==== Document ====

This notebook corresponds to Kaggle's datascience bowl challenge.

Import necessary libraries

In [13]:
import numpy as np
import csv
from datetime import datetime, timedelta

Load Training Data

In [10]:
file_name = './Data/train_short.csv'
f = open(file_name,'r',encoding='utf-8')
reader = csv.reader(f)
data_ub = list(reader)

Extract features:
   * installation_id: an integer (converted from hex)
   * event_id: an integer (converted from hex)
   * event_year
   * event_month
   * event_day_of_month
   * event_day_of_week
   * event_hour
   * event_minute
   * event_day_section
   * event_count
   * event_code
   * game_time
   * game_title_ind
   * game_type_ind
   * world

In [24]:
TITLES_MAPPING = {}
title_ind = 1

TYPES_MAPPING = {}
type_ind = 1

WORLDS_MAPPING = {}
world_ind = 1

In [31]:
no_data_points = len(data_ub)
no_features = 16
training_data = np.zeros([no_data_points,no_features])
titles_list = []
for itr in range(1,len(data_ub)):
    row = data_ub[itr]
    event_id = int(row[0],16)
    installation_id = int(row[4],16)
    game_session = int(row[1],16)

====

## Exercises:
• 1. Give the notebook again between "no_features = 16" and "game_session = int(row[1],16)", inclusive, switching "game_session" to "session_id".
• 2. Answer these about the notebook:
(a) Which Kaggle challenge does it correspond to?
(b) What file path is assigned to file_name?
(c) What value is given to no_features?
Nothing in the records is needed.

==== Dataset excerpts ====

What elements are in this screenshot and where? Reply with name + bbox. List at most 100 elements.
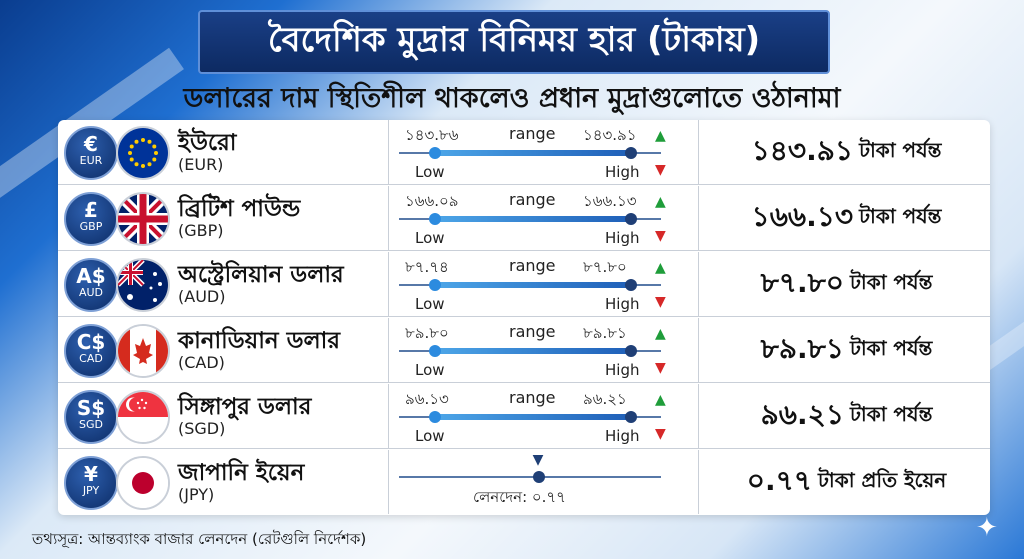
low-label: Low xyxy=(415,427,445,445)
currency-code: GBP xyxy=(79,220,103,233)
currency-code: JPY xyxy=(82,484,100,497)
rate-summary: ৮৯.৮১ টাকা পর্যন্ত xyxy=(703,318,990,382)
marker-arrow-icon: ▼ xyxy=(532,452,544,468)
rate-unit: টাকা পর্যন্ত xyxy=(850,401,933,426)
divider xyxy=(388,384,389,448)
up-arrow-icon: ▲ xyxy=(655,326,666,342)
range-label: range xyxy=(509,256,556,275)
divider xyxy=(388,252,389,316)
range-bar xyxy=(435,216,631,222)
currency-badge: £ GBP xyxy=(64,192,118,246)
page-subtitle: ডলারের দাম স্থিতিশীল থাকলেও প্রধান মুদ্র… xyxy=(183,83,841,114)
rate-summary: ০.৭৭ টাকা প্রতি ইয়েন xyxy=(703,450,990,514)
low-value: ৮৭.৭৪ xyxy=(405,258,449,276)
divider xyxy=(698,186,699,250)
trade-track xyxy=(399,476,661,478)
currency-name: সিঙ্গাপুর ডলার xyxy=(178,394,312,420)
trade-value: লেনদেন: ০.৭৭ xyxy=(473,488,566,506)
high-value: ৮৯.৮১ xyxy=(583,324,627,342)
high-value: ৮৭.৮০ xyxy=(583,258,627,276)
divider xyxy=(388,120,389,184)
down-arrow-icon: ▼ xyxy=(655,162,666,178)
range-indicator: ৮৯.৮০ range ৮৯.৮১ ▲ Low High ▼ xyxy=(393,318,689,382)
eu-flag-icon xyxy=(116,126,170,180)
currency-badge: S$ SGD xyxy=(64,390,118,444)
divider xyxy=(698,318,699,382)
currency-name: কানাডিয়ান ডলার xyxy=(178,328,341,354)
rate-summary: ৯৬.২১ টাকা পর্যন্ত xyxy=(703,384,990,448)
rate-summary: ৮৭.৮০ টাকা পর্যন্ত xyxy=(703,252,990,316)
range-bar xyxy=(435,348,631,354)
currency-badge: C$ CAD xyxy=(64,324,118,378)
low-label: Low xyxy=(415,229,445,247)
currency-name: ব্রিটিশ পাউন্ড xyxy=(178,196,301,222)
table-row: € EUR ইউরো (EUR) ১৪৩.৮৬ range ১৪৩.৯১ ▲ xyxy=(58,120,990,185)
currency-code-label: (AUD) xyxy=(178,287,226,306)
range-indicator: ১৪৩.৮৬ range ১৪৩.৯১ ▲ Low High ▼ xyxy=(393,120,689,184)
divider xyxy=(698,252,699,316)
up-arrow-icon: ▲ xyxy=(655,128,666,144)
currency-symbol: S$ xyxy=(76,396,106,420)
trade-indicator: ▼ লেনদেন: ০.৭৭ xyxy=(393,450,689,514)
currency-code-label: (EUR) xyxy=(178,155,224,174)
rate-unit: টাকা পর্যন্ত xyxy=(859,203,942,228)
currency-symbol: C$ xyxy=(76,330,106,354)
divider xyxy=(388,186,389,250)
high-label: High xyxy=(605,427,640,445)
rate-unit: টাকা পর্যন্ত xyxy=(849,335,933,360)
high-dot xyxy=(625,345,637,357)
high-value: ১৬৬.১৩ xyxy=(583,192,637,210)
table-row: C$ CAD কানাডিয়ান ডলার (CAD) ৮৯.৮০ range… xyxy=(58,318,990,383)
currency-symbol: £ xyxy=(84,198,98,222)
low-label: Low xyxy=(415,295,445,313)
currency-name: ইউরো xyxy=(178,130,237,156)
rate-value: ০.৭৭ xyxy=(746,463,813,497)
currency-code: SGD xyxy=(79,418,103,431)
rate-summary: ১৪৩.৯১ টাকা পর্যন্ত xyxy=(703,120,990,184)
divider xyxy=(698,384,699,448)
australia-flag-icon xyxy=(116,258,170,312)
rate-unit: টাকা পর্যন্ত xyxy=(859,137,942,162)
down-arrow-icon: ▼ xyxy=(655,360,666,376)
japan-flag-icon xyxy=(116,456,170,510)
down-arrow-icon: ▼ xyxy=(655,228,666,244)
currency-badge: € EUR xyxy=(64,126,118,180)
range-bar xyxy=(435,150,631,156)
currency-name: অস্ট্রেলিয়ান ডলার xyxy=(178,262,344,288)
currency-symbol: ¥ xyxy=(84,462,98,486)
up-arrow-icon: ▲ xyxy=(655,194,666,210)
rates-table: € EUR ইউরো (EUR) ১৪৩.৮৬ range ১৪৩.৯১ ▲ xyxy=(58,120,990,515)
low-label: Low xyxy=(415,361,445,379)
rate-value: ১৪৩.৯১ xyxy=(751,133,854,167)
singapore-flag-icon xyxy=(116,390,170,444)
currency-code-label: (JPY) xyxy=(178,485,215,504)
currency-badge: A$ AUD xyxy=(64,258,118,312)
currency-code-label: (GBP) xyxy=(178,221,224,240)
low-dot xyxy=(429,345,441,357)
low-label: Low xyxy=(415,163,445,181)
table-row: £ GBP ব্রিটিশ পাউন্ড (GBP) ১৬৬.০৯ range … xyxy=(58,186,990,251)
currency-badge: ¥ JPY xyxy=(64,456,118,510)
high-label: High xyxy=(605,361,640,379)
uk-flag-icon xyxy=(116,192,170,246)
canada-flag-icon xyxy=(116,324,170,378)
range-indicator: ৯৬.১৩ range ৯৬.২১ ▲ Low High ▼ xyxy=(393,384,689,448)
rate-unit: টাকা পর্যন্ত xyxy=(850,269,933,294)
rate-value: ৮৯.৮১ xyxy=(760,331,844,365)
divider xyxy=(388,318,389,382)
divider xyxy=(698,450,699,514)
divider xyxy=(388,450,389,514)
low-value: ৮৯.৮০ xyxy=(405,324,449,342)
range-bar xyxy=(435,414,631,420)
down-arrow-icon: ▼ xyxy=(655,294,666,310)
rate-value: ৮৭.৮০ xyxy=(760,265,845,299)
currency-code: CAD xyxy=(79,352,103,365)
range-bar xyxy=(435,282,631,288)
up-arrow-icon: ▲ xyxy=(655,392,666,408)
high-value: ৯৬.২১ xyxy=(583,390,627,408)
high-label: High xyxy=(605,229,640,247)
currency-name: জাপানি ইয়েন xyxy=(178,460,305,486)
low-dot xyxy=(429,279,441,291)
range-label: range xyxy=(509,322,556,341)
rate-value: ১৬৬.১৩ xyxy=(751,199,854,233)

====
==== Dataset excerpts ====

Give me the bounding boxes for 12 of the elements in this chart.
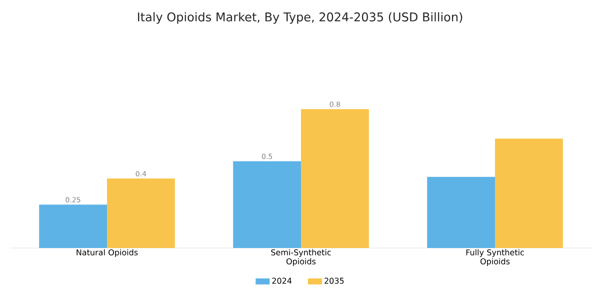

====

## Results of the tasks:
• 1.
no_features = 16
training_data = np.zeros([no_data_points,no_features])
titles_list = []
for itr in range(1,len(data_ub)):
    row = data_ub[itr]
    event_id = int(row[0],16)
    installation_id = int(row[4],16)
    session_id = int(row[1],16)

• 2.
(a) The datascience bowl challenge
(b) './Data/train_short.csv'
(c) 16